__WHAT IS EXPECTED__
Please convert each listing below into a JSON list of strings, with one string per line and any blank lines left out.

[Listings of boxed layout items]
'''

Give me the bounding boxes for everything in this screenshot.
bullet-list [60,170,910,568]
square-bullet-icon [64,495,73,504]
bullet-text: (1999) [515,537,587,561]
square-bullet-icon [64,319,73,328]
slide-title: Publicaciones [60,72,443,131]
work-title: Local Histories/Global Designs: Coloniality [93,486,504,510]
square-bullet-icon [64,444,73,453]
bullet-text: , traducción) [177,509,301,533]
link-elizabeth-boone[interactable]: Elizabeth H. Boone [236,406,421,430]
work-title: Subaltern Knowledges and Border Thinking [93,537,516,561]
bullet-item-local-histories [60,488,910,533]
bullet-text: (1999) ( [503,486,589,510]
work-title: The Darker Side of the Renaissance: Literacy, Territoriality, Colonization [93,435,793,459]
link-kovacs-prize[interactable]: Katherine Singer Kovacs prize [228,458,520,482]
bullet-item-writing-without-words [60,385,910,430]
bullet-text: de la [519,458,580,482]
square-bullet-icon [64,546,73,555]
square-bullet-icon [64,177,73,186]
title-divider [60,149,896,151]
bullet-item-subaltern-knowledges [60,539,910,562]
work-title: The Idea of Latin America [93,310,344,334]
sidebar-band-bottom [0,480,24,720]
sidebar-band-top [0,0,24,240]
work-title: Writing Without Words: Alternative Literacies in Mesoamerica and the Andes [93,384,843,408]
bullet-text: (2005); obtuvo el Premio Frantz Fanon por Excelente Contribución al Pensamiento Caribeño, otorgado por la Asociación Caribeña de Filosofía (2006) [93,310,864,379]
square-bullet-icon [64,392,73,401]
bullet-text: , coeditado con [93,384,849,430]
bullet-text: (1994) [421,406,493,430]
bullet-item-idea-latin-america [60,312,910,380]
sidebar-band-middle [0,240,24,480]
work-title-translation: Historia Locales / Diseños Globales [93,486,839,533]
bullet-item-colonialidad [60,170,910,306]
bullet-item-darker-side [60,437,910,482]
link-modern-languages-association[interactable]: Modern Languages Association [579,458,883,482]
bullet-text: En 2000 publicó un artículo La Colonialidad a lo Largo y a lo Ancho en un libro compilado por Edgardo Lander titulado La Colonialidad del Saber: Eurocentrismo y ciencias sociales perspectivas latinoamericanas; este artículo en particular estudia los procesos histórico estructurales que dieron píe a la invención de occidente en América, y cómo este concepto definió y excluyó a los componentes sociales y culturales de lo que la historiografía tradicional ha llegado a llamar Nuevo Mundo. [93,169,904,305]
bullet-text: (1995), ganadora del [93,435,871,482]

'''

__EXERCISE RESULT__
[
  "Give me the bounding boxes for everything in this screenshot.",
  "bullet-list [60,170,910,568]",
  "square-bullet-icon [64,495,73,504]",
  "bullet-text: (1999) [515,537,587,561]",
  "square-bullet-icon [64,319,73,328]",
  "slide-title: Publicaciones [60,72,443,131]",
  "work-title: Local Histories/Global Designs: Coloniality [93,486,504,510]",
  "square-bullet-icon [64,444,73,453]",
  "bullet-text: , traducción) [177,509,301,533]",
  "link-elizabeth-boone[interactable]: Elizabeth H. Boone [236,406,421,430]",
  "work-title: Subaltern Knowledges and Border Thinking [93,537,516,561]",
  "bullet-item-local-histories [60,488,910,533]",
  "bullet-text: (1999) ( [503,486,589,510]",
  "work-title: The Darker Side of the Renaissance: Literacy, Territoriality, Colonization [93,435,793,459]",
  "link-kovacs-prize[interactable]: Katherine Singer Kovacs prize [228,458,520,482]",
  "bullet-item-writing-without-words [60,385,910,430]",
  "bullet-text: de la [519,458,580,482]",
  "square-bullet-icon [64,546,73,555]",
  "square-bullet-icon [64,177,73,186]",
  "title-divider [60,149,896,151]",
  "bullet-item-subaltern-knowledges [60,539,910,562]",
  "work-title: The Idea of Latin America [93,310,344,334]",
  "sidebar-band-bottom [0,480,24,720]",
  "sidebar-band-top [0,0,24,240]",
  "work-title: Writing Without Words: Alternative Literacies in Mesoamerica and the Andes [93,384,843,408]",
  "bullet-text: (2005); obtuvo el Premio Frantz Fanon por Excelente Contribución al Pensamiento Caribeño, otorgado por la Asociación Caribeña de Filosofía (2006) [93,310,864,379]",
  "square-bullet-icon [64,392,73,401]",
  "bullet-text: , coeditado con [93,384,849,430]",
  "bullet-text: (1994) [421,406,493,430]",
  "bullet-item-idea-latin-america [60,312,910,380]",
  "sidebar-band-middle [0,240,24,480]",
  "work-title-translation: Historia Locales / Diseños Globales [93,486,839,533]",
  "bullet-item-colonialidad [60,170,910,306]",
  "bullet-item-darker-side [60,437,910,482]",
  "link-modern-languages-association[interactable]: Modern Languages Association [579,458,883,482]",
  "bullet-text: En 2000 publicó un artículo La Colonialidad a lo Largo y a lo Ancho en un libro compilado por Edgardo Lander titulado La Colonialidad del Saber: Eurocentrismo y ciencias sociales perspectivas latinoamericanas; este artículo en particular estudia los procesos histórico estructurales que dieron píe a la invención de occidente en América, y cómo este concepto definió y excluyó a los componentes sociales y culturales de lo que la historiografía tradicional ha llegado a llamar Nuevo Mundo. [93,169,904,305]",
  "bullet-text: (1995), ganadora del [93,435,871,482]"
]